• _STORED DATA_:
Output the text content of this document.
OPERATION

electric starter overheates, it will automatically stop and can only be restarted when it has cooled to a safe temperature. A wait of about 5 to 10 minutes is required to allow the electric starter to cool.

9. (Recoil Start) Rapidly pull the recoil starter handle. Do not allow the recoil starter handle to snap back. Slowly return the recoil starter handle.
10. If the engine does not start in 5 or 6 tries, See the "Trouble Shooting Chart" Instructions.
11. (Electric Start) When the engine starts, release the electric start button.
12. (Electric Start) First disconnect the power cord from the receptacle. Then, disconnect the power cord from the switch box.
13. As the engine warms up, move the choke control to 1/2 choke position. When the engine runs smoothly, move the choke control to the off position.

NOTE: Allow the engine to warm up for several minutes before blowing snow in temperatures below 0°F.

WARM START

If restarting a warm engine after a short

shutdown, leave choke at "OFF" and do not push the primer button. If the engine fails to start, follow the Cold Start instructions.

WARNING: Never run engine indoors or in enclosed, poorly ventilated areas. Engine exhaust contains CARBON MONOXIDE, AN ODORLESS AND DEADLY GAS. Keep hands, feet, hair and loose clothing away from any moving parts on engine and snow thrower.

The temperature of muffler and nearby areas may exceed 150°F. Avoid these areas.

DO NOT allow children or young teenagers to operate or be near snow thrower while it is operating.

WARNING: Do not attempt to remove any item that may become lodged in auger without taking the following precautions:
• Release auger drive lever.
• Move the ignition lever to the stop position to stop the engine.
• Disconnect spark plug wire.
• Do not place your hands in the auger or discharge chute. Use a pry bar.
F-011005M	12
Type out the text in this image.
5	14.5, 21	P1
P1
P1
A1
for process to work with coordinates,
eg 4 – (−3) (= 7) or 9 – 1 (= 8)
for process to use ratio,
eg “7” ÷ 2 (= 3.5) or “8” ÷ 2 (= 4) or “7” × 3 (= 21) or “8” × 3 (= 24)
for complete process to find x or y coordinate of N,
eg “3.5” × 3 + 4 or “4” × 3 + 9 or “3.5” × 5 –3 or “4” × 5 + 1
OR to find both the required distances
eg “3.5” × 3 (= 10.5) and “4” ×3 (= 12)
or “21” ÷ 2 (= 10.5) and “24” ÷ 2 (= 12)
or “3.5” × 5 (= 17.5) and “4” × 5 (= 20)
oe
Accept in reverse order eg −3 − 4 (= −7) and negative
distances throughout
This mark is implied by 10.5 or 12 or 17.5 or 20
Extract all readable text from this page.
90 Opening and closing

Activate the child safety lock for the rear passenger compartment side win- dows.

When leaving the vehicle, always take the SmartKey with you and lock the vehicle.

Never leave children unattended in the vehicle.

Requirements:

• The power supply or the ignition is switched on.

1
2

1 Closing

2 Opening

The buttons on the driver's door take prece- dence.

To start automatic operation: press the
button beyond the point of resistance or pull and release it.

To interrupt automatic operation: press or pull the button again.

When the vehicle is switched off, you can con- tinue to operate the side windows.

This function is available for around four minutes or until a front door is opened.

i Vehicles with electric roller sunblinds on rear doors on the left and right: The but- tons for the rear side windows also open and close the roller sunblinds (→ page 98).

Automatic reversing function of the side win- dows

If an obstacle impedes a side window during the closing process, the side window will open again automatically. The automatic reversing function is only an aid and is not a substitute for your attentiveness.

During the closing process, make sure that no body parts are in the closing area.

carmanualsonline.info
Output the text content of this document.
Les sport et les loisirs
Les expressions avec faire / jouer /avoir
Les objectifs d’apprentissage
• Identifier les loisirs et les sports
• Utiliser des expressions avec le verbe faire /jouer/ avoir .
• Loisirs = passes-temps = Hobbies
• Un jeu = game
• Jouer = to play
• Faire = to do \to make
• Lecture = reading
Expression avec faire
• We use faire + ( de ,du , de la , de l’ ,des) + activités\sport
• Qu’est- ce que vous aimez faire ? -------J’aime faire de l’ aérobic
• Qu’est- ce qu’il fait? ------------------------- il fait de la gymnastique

• _EXERCISE DESCRIPTION_:
Please restate the whole listing word for word.

• _RIGHT ANSWER_:
Output the text content of this document.
OPERATION

electric starter overheates, it will automatically stop and can only be restarted when it has cooled to a safe temperature. A wait of about 5 to 10 minutes is required to allow the electric starter to cool.

9. (Recoil Start) Rapidly pull the recoil starter handle. Do not allow the recoil starter handle to snap back. Slowly return the recoil starter handle.
10. If the engine does not start in 5 or 6 tries, See the "Trouble Shooting Chart" Instructions.
11. (Electric Start) When the engine starts, release the electric start button.
12. (Electric Start) First disconnect the power cord from the receptacle. Then, disconnect the power cord from the switch box.
13. As the engine warms up, move the choke control to 1/2 choke position. When the engine runs smoothly, move the choke control to the off position.

NOTE: Allow the engine to warm up for several minutes before blowing snow in temperatures below 0°F.

WARM START

If restarting a warm engine after a short

shutdown, leave choke at "OFF" and do not push the primer button. If the engine fails to start, follow the Cold Start instructions.

WARNING: Never run engine indoors or in enclosed, poorly ventilated areas. Engine exhaust contains CARBON MONOXIDE, AN ODORLESS AND DEADLY GAS. Keep hands, feet, hair and loose clothing away from any moving parts on engine and snow thrower.

The temperature of muffler and nearby areas may exceed 150°F. Avoid these areas.

DO NOT allow children or young teenagers to operate or be near snow thrower while it is operating.

WARNING: Do not attempt to remove any item that may become lodged in auger without taking the following precautions:
• Release auger drive lever.
• Move the ignition lever to the stop position to stop the engine.
• Disconnect spark plug wire.
• Do not place your hands in the auger or discharge chute. Use a pry bar.
F-011005M	12
Type out the text in this image.
5	14.5, 21	P1
P1
P1
A1
for process to work with coordinates,
eg 4 – (−3) (= 7) or 9 – 1 (= 8)
for process to use ratio,
eg “7” ÷ 2 (= 3.5) or “8” ÷ 2 (= 4) or “7” × 3 (= 21) or “8” × 3 (= 24)
for complete process to find x or y coordinate of N,
eg “3.5” × 3 + 4 or “4” × 3 + 9 or “3.5” × 5 –3 or “4” × 5 + 1
OR to find both the required distances
eg “3.5” × 3 (= 10.5) and “4” ×3 (= 12)
or “21” ÷ 2 (= 10.5) and “24” ÷ 2 (= 12)
or “3.5” × 5 (= 17.5) and “4” × 5 (= 20)
oe
Accept in reverse order eg −3 − 4 (= −7) and negative
distances throughout
This mark is implied by 10.5 or 12 or 17.5 or 20
Extract all readable text from this page.
90 Opening and closing

Activate the child safety lock for the rear passenger compartment side win- dows.

When leaving the vehicle, always take the SmartKey with you and lock the vehicle.

Never leave children unattended in the vehicle.

Requirements:

• The power supply or the ignition is switched on.

1
2

1 Closing

2 Opening

The buttons on the driver's door take prece- dence.

To start automatic operation: press the
button beyond the point of resistance or pull and release it.

To interrupt automatic operation: press or pull the button again.

When the vehicle is switched off, you can con- tinue to operate the side windows.

This function is available for around four minutes or until a front door is opened.

i Vehicles with electric roller sunblinds on rear doors on the left and right: The but- tons for the rear side windows also open and close the roller sunblinds (→ page 98).

Automatic reversing function of the side win- dows

If an obstacle impedes a side window during the closing process, the side window will open again automatically. The automatic reversing function is only an aid and is not a substitute for your attentiveness.

During the closing process, make sure that no body parts are in the closing area.

carmanualsonline.info
Output the text content of this document.
Les sport et les loisirs
Les expressions avec faire / jouer /avoir
Les objectifs d’apprentissage
• Identifier les loisirs et les sports
• Utiliser des expressions avec le verbe faire /jouer/ avoir .
• Loisirs = passes-temps = Hobbies
• Un jeu = game
• Jouer = to play
• Faire = to do \to make
• Lecture = reading
Expression avec faire
• We use faire + ( de ,du , de la , de l’ ,des) + activités\sport
• Qu’est- ce que vous aimez faire ? -------J’aime faire de l’ aérobic
• Qu’est- ce qu’il fait? ------------------------- il fait de la gymnastique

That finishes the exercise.